> _THE PROBLEM_: Extract all records. Keep each one exact.

(Stored records)
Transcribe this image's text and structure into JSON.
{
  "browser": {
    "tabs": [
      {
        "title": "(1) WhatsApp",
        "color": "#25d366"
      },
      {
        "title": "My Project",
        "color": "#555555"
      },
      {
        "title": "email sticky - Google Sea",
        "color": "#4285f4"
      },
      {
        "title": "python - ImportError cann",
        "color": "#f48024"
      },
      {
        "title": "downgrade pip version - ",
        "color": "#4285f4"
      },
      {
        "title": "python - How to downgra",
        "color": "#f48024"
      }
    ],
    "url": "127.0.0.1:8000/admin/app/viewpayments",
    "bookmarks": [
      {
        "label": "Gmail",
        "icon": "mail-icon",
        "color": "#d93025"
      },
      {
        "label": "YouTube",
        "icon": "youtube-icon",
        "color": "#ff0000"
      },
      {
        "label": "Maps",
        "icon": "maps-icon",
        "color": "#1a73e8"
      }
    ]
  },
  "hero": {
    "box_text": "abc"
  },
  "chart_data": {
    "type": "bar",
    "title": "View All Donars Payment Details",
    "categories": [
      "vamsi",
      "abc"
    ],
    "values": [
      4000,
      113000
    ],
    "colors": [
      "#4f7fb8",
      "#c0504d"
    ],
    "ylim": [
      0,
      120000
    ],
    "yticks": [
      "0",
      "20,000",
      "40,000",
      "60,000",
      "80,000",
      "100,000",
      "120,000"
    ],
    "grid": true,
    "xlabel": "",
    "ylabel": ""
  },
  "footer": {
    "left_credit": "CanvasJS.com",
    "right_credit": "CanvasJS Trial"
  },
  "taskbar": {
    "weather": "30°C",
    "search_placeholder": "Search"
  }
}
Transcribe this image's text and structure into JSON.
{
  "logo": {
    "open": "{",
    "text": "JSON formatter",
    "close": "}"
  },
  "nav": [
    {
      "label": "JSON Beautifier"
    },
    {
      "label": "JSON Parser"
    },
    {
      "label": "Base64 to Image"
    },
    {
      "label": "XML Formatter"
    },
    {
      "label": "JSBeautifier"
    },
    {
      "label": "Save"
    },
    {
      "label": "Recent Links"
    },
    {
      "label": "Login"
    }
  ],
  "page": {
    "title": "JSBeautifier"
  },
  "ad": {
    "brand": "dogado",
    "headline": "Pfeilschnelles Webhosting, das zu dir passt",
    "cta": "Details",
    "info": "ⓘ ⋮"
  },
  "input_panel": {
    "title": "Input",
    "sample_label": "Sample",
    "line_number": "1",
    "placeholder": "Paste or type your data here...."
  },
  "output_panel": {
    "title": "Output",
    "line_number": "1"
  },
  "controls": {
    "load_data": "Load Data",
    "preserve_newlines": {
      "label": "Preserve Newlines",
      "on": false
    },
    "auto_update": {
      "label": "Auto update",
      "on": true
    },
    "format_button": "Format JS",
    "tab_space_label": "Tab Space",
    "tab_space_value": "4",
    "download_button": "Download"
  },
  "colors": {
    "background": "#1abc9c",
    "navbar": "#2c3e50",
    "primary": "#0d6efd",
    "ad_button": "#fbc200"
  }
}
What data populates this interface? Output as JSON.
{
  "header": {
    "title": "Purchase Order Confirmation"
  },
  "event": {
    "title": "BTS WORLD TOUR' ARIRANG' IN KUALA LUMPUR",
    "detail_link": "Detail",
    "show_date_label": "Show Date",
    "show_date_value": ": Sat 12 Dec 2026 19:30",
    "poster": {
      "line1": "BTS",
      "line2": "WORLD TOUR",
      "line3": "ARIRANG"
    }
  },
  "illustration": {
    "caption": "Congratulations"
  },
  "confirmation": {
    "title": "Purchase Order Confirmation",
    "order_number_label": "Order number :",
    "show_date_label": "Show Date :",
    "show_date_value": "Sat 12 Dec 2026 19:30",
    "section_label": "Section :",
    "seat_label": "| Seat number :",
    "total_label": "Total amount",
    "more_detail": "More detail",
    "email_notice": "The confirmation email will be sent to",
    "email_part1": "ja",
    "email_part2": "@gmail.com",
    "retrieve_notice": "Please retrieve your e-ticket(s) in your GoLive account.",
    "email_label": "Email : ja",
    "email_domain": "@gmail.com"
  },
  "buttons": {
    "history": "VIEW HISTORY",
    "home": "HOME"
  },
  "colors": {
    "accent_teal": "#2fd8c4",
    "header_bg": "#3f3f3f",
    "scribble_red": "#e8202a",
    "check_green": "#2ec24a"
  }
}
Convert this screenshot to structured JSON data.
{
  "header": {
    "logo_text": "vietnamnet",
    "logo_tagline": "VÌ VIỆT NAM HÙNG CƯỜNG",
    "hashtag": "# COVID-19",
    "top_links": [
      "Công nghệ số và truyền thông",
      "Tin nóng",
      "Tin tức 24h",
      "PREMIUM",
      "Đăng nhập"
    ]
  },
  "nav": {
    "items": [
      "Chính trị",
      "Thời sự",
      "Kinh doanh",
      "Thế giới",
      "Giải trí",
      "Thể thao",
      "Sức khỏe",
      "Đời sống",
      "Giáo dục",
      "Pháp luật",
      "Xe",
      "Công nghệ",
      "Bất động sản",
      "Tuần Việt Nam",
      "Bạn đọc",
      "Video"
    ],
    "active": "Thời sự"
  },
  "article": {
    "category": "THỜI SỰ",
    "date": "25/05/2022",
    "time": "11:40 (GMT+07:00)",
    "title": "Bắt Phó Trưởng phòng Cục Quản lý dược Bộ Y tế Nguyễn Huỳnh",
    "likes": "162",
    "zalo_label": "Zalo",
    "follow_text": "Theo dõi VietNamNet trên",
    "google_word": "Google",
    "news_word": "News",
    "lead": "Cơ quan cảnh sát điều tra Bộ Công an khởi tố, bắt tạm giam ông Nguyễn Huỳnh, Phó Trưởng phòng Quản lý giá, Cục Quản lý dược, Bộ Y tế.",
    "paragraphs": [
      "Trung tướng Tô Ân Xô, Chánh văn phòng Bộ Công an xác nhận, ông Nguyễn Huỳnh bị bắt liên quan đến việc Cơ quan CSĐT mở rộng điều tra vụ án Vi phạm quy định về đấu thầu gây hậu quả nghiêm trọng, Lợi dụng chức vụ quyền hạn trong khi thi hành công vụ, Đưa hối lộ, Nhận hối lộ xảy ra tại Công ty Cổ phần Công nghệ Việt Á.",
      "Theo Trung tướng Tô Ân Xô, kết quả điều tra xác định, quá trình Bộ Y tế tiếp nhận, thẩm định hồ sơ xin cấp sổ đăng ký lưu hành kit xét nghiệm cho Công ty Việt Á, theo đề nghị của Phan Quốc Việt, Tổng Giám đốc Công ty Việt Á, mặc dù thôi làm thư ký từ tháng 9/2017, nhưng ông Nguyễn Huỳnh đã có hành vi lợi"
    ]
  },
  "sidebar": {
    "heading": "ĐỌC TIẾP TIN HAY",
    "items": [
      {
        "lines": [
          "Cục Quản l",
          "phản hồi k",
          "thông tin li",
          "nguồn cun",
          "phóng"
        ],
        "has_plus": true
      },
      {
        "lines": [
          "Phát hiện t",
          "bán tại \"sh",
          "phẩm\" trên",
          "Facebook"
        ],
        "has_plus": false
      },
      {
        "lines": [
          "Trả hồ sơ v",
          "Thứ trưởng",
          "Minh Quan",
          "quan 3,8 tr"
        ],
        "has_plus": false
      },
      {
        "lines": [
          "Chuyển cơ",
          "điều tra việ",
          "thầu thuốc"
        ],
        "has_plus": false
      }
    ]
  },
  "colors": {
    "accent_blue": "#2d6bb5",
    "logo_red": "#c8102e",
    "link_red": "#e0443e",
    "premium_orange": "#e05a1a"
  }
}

> _SOLUTION FOR THIS TASK_:
Transcribe this image's text and structure into JSON.
{
  "browser": {
    "tabs": [
      {
        "title": "(1) WhatsApp",
        "color": "#25d366"
      },
      {
        "title": "My Project",
        "color": "#555555"
      },
      {
        "title": "email sticky - Google Sea",
        "color": "#4285f4"
      },
      {
        "title": "python - ImportError cann",
        "color": "#f48024"
      },
      {
        "title": "downgrade pip version - ",
        "color": "#4285f4"
      },
      {
        "title": "python - How to downgra",
        "color": "#f48024"
      }
    ],
    "url": "127.0.0.1:8000/admin/app/viewpayments",
    "bookmarks": [
      {
        "label": "Gmail",
        "icon": "mail-icon",
        "color": "#d93025"
      },
      {
        "label": "YouTube",
        "icon": "youtube-icon",
        "color": "#ff0000"
      },
      {
        "label": "Maps",
        "icon": "maps-icon",
        "color": "#1a73e8"
      }
    ]
  },
  "hero": {
    "box_text": "abc"
  },
  "chart_data": {
    "type": "bar",
    "title": "View All Donars Payment Details",
    "categories": [
      "vamsi",
      "abc"
    ],
    "values": [
      4000,
      113000
    ],
    "colors": [
      "#4f7fb8",
      "#c0504d"
    ],
    "ylim": [
      0,
      120000
    ],
    "yticks": [
      "0",
      "20,000",
      "40,000",
      "60,000",
      "80,000",
      "100,000",
      "120,000"
    ],
    "grid": true,
    "xlabel": "",
    "ylabel": ""
  },
  "footer": {
    "left_credit": "CanvasJS.com",
    "right_credit": "CanvasJS Trial"
  },
  "taskbar": {
    "weather": "30°C",
    "search_placeholder": "Search"
  }
}
Transcribe this image's text and structure into JSON.
{
  "logo": {
    "open": "{",
    "text": "JSON formatter",
    "close": "}"
  },
  "nav": [
    {
      "label": "JSON Beautifier"
    },
    {
      "label": "JSON Parser"
    },
    {
      "label": "Base64 to Image"
    },
    {
      "label": "XML Formatter"
    },
    {
      "label": "JSBeautifier"
    },
    {
      "label": "Save"
    },
    {
      "label": "Recent Links"
    },
    {
      "label": "Login"
    }
  ],
  "page": {
    "title": "JSBeautifier"
  },
  "ad": {
    "brand": "dogado",
    "headline": "Pfeilschnelles Webhosting, das zu dir passt",
    "cta": "Details",
    "info": "ⓘ ⋮"
  },
  "input_panel": {
    "title": "Input",
    "sample_label": "Sample",
    "line_number": "1",
    "placeholder": "Paste or type your data here...."
  },
  "output_panel": {
    "title": "Output",
    "line_number": "1"
  },
  "controls": {
    "load_data": "Load Data",
    "preserve_newlines": {
      "label": "Preserve Newlines",
      "on": false
    },
    "auto_update": {
      "label": "Auto update",
      "on": true
    },
    "format_button": "Format JS",
    "tab_space_label": "Tab Space",
    "tab_space_value": "4",
    "download_button": "Download"
  },
  "colors": {
    "background": "#1abc9c",
    "navbar": "#2c3e50",
    "primary": "#0d6efd",
    "ad_button": "#fbc200"
  }
}
What data populates this interface? Output as JSON.
{
  "header": {
    "title": "Purchase Order Confirmation"
  },
  "event": {
    "title": "BTS WORLD TOUR' ARIRANG' IN KUALA LUMPUR",
    "detail_link": "Detail",
    "show_date_label": "Show Date",
    "show_date_value": ": Sat 12 Dec 2026 19:30",
    "poster": {
      "line1": "BTS",
      "line2": "WORLD TOUR",
      "line3": "ARIRANG"
    }
  },
  "illustration": {
    "caption": "Congratulations"
  },
  "confirmation": {
    "title": "Purchase Order Confirmation",
    "order_number_label": "Order number :",
    "show_date_label": "Show Date :",
    "show_date_value": "Sat 12 Dec 2026 19:30",
    "section_label": "Section :",
    "seat_label": "| Seat number :",
    "total_label": "Total amount",
    "more_detail": "More detail",
    "email_notice": "The confirmation email will be sent to",
    "email_part1": "ja",
    "email_part2": "@gmail.com",
    "retrieve_notice": "Please retrieve your e-ticket(s) in your GoLive account.",
    "email_label": "Email : ja",
    "email_domain": "@gmail.com"
  },
  "buttons": {
    "history": "VIEW HISTORY",
    "home": "HOME"
  },
  "colors": {
    "accent_teal": "#2fd8c4",
    "header_bg": "#3f3f3f",
    "scribble_red": "#e8202a",
    "check_green": "#2ec24a"
  }
}
Convert this screenshot to structured JSON data.
{
  "header": {
    "logo_text": "vietnamnet",
    "logo_tagline": "VÌ VIỆT NAM HÙNG CƯỜNG",
    "hashtag": "# COVID-19",
    "top_links": [
      "Công nghệ số và truyền thông",
      "Tin nóng",
      "Tin tức 24h",
      "PREMIUM",
      "Đăng nhập"
    ]
  },
  "nav": {
    "items": [
      "Chính trị",
      "Thời sự",
      "Kinh doanh",
      "Thế giới",
      "Giải trí",
      "Thể thao",
      "Sức khỏe",
      "Đời sống",
      "Giáo dục",
      "Pháp luật",
      "Xe",
      "Công nghệ",
      "Bất động sản",
      "Tuần Việt Nam",
      "Bạn đọc",
      "Video"
    ],
    "active": "Thời sự"
  },
  "article": {
    "category": "THỜI SỰ",
    "date": "25/05/2022",
    "time": "11:40 (GMT+07:00)",
    "title": "Bắt Phó Trưởng phòng Cục Quản lý dược Bộ Y tế Nguyễn Huỳnh",
    "likes": "162",
    "zalo_label": "Zalo",
    "follow_text": "Theo dõi VietNamNet trên",
    "google_word": "Google",
    "news_word": "News",
    "lead": "Cơ quan cảnh sát điều tra Bộ Công an khởi tố, bắt tạm giam ông Nguyễn Huỳnh, Phó Trưởng phòng Quản lý giá, Cục Quản lý dược, Bộ Y tế.",
    "paragraphs": [
      "Trung tướng Tô Ân Xô, Chánh văn phòng Bộ Công an xác nhận, ông Nguyễn Huỳnh bị bắt liên quan đến việc Cơ quan CSĐT mở rộng điều tra vụ án Vi phạm quy định về đấu thầu gây hậu quả nghiêm trọng, Lợi dụng chức vụ quyền hạn trong khi thi hành công vụ, Đưa hối lộ, Nhận hối lộ xảy ra tại Công ty Cổ phần Công nghệ Việt Á.",
      "Theo Trung tướng Tô Ân Xô, kết quả điều tra xác định, quá trình Bộ Y tế tiếp nhận, thẩm định hồ sơ xin cấp sổ đăng ký lưu hành kit xét nghiệm cho Công ty Việt Á, theo đề nghị của Phan Quốc Việt, Tổng Giám đốc Công ty Việt Á, mặc dù thôi làm thư ký từ tháng 9/2017, nhưng ông Nguyễn Huỳnh đã có hành vi lợi"
    ]
  },
  "sidebar": {
    "heading": "ĐỌC TIẾP TIN HAY",
    "items": [
      {
        "lines": [
          "Cục Quản l",
          "phản hồi k",
          "thông tin li",
          "nguồn cun",
          "phóng"
        ],
        "has_plus": true
      },
      {
        "lines": [
          "Phát hiện t",
          "bán tại \"sh",
          "phẩm\" trên",
          "Facebook"
        ],
        "has_plus": false
      },
      {
        "lines": [
          "Trả hồ sơ v",
          "Thứ trưởng",
          "Minh Quan",
          "quan 3,8 tr"
        ],
        "has_plus": false
      },
      {
        "lines": [
          "Chuyển cơ",
          "điều tra việ",
          "thầu thuốc"
        ],
        "has_plus": false
      }
    ]
  },
  "colors": {
    "accent_blue": "#2d6bb5",
    "logo_red": "#c8102e",
    "link_red": "#e0443e",
    "premium_orange": "#e05a1a"
  }
}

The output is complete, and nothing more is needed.